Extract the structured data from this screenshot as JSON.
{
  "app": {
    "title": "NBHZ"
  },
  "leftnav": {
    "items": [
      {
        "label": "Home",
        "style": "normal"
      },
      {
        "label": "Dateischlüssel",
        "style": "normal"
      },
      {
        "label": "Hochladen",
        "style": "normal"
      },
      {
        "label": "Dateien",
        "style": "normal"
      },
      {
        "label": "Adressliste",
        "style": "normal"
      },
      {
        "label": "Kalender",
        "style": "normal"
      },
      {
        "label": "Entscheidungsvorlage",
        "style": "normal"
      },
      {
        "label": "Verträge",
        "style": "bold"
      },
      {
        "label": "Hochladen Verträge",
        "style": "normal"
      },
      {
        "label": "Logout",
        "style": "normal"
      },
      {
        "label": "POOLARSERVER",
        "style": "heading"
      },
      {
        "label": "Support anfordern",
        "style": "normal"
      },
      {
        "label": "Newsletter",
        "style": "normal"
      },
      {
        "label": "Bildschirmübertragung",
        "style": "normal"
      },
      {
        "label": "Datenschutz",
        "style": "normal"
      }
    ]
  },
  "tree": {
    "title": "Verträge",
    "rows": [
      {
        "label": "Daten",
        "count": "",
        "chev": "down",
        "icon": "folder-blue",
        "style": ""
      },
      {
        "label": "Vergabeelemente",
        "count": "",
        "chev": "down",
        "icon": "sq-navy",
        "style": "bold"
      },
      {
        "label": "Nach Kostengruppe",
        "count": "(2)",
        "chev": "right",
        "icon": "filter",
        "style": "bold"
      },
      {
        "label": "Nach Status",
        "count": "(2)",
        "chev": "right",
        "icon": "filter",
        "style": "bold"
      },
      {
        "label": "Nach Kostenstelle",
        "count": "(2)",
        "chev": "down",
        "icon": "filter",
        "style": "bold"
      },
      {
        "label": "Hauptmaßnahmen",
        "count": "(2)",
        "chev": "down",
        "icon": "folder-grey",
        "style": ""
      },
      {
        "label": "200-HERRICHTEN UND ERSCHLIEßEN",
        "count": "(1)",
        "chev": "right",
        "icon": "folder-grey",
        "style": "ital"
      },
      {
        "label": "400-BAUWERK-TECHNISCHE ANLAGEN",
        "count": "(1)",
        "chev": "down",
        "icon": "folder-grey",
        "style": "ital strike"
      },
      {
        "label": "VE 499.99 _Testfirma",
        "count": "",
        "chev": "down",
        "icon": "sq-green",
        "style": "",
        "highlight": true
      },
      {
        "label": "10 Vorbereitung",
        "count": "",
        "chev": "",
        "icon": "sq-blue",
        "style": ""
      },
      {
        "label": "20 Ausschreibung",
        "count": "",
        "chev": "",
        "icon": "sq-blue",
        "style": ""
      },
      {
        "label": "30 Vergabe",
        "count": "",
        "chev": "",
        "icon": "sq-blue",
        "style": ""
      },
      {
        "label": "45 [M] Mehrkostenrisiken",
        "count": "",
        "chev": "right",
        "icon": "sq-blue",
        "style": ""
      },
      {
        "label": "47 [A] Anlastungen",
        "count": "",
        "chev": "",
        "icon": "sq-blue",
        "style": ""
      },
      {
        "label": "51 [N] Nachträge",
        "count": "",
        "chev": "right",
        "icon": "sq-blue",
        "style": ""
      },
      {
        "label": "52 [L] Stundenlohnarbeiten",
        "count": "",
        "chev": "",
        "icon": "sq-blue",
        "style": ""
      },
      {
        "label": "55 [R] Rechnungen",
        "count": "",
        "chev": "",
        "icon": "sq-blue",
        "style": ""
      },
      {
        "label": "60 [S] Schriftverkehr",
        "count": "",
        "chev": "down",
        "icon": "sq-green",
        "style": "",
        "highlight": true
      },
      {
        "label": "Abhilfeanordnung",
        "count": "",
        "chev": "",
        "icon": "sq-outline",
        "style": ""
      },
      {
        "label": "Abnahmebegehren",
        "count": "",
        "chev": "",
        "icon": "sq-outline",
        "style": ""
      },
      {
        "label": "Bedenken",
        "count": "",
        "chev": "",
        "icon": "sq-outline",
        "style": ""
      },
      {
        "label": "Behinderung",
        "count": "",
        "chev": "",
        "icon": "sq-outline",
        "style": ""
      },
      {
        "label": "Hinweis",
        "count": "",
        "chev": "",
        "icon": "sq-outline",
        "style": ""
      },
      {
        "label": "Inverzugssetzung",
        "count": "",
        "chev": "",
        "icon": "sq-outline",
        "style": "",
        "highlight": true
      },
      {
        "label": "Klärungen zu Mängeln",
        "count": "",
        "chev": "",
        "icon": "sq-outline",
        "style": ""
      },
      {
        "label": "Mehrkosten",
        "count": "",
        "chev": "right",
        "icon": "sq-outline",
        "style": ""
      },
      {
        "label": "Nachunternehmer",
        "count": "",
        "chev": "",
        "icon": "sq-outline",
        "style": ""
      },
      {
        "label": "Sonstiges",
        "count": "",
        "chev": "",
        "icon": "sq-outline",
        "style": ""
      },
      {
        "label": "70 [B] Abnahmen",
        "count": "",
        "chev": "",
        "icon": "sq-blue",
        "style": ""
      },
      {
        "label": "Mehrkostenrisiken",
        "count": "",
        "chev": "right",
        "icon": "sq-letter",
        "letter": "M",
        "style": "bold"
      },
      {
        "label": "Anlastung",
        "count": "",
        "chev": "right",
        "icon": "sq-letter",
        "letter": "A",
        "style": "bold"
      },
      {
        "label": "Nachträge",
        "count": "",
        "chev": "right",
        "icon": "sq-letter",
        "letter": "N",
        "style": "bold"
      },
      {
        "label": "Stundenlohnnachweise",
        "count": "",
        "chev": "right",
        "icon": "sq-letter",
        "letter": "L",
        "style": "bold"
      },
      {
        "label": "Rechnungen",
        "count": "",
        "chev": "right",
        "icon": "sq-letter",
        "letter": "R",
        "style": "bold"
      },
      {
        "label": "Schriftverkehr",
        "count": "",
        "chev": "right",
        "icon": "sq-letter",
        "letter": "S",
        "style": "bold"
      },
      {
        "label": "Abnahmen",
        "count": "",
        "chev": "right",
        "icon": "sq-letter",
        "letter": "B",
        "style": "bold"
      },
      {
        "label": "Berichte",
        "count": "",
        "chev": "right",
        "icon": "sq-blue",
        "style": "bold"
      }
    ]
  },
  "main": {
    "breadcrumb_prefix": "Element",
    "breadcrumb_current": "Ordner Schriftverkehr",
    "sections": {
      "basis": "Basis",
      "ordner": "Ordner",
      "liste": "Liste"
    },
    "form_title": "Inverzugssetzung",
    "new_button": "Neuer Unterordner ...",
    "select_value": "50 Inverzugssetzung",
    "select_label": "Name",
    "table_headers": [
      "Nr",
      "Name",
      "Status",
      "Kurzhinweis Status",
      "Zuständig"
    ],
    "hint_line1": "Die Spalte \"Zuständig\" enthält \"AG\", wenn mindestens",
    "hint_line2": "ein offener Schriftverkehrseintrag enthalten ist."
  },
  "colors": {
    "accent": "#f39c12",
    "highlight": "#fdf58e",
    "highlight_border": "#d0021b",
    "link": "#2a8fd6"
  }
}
────────────────────────────────────────
— Exercise requirements —
Report only the number of lines that hold the word "Verträge".

— Task output —
3